Supplied information
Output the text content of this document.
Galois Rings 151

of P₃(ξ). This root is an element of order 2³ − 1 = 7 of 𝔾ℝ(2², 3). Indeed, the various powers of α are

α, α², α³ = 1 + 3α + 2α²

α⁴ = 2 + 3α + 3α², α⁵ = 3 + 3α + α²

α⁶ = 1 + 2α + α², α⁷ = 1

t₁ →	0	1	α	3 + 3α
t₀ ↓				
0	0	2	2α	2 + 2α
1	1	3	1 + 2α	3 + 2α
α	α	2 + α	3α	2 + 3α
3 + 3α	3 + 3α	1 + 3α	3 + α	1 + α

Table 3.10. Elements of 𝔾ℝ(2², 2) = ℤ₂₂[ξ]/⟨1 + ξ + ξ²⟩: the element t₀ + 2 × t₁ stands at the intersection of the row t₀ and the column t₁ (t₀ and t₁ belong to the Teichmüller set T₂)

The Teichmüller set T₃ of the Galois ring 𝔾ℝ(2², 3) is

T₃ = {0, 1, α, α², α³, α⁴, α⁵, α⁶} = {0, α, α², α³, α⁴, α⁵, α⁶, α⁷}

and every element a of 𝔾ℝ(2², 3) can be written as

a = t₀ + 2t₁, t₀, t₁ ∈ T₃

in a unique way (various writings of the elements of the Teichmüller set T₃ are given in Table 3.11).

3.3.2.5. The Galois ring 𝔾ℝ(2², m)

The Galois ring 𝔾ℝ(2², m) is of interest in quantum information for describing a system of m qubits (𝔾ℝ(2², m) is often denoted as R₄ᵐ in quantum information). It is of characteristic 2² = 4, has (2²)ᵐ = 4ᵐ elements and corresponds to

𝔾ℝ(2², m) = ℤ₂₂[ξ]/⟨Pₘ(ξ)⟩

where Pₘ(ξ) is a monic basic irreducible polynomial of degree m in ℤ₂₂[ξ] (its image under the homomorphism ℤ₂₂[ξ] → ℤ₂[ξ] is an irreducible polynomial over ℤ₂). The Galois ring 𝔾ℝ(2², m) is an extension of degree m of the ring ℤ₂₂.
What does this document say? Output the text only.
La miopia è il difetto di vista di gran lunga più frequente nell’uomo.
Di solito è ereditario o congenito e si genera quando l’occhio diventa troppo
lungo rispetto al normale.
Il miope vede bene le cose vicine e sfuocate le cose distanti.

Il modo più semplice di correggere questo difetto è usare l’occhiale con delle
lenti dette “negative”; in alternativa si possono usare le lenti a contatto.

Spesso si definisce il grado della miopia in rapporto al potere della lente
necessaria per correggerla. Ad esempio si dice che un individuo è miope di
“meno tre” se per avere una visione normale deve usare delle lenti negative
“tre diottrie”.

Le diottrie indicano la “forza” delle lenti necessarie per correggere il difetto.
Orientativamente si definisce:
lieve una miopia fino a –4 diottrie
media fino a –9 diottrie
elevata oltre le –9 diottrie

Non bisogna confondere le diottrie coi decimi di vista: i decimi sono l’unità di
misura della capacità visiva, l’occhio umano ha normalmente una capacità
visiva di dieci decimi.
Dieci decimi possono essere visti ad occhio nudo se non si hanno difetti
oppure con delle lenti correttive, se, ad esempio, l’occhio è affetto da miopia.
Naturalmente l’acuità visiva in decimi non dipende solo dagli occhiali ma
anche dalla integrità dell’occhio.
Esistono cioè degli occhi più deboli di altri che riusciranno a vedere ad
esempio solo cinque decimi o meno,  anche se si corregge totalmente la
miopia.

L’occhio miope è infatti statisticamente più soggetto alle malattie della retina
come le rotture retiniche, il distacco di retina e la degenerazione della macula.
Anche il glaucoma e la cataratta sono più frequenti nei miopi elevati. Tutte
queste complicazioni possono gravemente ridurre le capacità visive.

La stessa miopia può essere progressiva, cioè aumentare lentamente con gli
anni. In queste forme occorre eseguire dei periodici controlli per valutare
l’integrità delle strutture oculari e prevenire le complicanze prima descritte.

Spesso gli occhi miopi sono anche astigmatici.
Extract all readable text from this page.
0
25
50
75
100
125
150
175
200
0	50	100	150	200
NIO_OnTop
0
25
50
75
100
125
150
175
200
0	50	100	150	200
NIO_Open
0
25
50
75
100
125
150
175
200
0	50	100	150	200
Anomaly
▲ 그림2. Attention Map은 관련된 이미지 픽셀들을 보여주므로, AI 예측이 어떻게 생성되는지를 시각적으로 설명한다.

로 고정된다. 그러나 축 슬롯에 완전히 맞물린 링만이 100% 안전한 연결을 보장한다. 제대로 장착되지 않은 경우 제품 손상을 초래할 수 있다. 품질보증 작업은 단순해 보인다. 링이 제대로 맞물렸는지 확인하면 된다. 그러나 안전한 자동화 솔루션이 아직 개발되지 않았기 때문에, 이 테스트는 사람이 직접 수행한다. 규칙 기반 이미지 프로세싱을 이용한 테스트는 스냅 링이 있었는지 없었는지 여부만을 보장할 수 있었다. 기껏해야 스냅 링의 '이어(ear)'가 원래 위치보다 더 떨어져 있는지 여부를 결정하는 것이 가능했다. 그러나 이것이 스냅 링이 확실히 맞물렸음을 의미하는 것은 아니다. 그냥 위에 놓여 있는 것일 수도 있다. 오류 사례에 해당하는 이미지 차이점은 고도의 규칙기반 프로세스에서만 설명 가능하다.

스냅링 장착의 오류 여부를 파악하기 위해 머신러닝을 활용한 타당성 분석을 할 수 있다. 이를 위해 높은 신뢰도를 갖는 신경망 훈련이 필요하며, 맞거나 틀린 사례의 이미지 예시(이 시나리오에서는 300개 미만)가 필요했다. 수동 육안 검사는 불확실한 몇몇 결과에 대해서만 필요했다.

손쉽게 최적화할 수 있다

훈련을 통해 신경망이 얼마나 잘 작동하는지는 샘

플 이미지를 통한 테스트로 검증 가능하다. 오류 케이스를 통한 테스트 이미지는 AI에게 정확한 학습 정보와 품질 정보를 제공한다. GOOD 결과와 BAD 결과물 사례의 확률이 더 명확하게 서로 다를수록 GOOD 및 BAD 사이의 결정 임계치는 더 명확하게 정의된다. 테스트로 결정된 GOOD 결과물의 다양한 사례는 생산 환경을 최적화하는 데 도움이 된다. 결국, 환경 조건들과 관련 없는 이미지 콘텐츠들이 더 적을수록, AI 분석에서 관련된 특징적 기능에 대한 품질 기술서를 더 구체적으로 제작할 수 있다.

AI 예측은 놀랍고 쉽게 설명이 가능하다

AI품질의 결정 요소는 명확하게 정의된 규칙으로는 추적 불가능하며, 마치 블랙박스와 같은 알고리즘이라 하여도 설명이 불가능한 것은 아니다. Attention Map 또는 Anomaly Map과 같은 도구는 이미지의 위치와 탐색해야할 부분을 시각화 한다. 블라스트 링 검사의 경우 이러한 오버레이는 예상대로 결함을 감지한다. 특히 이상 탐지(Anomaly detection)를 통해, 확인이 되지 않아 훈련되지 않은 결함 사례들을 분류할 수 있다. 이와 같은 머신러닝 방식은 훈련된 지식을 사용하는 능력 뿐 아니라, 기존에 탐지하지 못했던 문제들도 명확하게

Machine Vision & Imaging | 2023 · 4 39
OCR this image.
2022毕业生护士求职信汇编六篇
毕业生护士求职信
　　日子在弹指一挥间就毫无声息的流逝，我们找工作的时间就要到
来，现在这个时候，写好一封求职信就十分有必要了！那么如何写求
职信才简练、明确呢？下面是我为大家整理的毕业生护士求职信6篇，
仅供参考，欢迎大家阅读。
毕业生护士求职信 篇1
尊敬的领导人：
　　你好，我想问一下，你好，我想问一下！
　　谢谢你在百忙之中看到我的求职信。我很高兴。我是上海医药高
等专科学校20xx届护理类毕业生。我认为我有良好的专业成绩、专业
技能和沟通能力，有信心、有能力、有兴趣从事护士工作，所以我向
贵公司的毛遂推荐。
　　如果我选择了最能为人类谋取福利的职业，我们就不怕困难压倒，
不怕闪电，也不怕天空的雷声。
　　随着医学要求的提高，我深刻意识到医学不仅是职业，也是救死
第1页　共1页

Instructions to follow
From the data above, copy each line that has the string "image".

Expected answer
where Pₘ(ξ) is a monic basic irreducible polynomial of degree m in ℤ₂₂[ξ] (its image under the homomorphism ℤ₂₂[ξ] → ℤ₂[ξ] is an irreducible polynomial over ℤ₂). The Galois ring 𝔾ℝ(2², m) is an extension of degree m of the ring ℤ₂₂.
OCR this image.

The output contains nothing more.